Chart and figure data
— start —

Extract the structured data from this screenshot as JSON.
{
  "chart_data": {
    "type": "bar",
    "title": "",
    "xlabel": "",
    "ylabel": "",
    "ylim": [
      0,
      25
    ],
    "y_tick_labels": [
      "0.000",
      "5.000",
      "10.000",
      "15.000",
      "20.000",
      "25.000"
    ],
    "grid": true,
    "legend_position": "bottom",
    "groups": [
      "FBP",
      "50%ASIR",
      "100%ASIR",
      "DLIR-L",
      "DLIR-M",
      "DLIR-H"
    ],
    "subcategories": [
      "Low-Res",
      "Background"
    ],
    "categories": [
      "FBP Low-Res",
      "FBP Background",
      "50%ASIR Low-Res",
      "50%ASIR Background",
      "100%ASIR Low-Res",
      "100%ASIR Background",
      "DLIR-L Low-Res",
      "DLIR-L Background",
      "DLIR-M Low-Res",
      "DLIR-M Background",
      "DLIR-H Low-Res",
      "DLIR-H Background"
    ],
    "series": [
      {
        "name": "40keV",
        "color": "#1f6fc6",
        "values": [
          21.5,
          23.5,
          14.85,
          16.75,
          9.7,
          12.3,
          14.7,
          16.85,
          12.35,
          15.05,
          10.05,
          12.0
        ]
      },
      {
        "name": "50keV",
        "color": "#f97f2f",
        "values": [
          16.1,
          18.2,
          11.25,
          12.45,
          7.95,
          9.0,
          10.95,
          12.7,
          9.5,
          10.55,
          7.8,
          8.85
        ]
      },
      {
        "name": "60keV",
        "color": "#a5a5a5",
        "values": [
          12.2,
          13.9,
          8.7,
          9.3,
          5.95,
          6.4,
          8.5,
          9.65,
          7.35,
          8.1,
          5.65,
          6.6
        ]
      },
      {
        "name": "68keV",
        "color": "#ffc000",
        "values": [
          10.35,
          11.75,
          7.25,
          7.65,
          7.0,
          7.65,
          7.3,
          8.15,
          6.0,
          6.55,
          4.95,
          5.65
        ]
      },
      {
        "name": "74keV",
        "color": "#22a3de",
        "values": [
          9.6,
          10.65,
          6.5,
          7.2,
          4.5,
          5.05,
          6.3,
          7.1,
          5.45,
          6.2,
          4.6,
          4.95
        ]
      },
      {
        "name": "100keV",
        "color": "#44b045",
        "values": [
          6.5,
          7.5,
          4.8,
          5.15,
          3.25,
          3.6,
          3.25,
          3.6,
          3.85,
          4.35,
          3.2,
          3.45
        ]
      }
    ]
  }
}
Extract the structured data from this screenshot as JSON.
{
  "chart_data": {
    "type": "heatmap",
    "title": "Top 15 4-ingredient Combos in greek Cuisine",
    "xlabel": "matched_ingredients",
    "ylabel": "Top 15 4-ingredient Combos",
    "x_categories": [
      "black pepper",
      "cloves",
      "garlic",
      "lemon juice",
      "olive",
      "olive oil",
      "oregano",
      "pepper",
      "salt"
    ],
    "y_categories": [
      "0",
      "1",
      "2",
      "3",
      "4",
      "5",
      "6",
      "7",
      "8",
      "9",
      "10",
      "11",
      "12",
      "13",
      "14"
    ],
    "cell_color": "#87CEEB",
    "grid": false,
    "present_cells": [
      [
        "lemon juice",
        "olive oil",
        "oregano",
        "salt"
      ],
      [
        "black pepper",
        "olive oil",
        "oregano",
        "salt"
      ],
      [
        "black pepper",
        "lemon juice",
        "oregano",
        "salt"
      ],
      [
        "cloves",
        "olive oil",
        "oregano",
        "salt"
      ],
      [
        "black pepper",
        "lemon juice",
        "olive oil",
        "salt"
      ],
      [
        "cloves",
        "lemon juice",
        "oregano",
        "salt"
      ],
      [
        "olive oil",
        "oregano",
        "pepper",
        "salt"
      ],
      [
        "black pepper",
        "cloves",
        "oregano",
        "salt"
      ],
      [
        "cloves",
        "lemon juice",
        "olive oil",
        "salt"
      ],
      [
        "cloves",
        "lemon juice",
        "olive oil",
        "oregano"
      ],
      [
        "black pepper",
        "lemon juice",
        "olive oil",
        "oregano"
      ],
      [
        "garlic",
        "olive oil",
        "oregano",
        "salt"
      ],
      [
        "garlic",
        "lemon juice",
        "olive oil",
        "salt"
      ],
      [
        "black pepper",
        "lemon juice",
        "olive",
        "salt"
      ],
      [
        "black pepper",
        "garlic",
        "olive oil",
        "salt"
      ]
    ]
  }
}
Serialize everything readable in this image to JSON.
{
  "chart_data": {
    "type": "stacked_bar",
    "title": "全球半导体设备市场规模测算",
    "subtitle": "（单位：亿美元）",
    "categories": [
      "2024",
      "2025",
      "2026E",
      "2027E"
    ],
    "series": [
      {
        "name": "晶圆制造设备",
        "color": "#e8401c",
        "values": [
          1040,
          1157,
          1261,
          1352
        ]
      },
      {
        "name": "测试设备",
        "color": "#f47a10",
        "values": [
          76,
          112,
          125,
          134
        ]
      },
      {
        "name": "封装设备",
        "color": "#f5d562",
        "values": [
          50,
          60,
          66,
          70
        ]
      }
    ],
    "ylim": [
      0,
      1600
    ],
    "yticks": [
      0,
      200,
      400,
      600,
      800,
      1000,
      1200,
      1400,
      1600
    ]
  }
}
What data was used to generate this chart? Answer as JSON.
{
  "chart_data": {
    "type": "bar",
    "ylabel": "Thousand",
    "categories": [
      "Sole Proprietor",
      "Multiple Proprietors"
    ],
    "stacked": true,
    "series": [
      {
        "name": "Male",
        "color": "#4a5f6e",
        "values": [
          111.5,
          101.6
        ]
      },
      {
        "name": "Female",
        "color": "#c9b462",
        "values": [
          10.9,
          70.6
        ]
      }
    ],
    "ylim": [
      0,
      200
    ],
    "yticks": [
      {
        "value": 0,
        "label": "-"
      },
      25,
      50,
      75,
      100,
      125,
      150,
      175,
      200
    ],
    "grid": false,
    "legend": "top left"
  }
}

— end —

DO THIS: Copy all lines in the listing above where the string "Background" appears.

RESPONSE TO THIS EXERCISE:
      "Background"
      "FBP Background",
      "50%ASIR Background",
      "100%ASIR Background",
      "DLIR-L Background",
      "DLIR-M Background",
      "DLIR-H Background"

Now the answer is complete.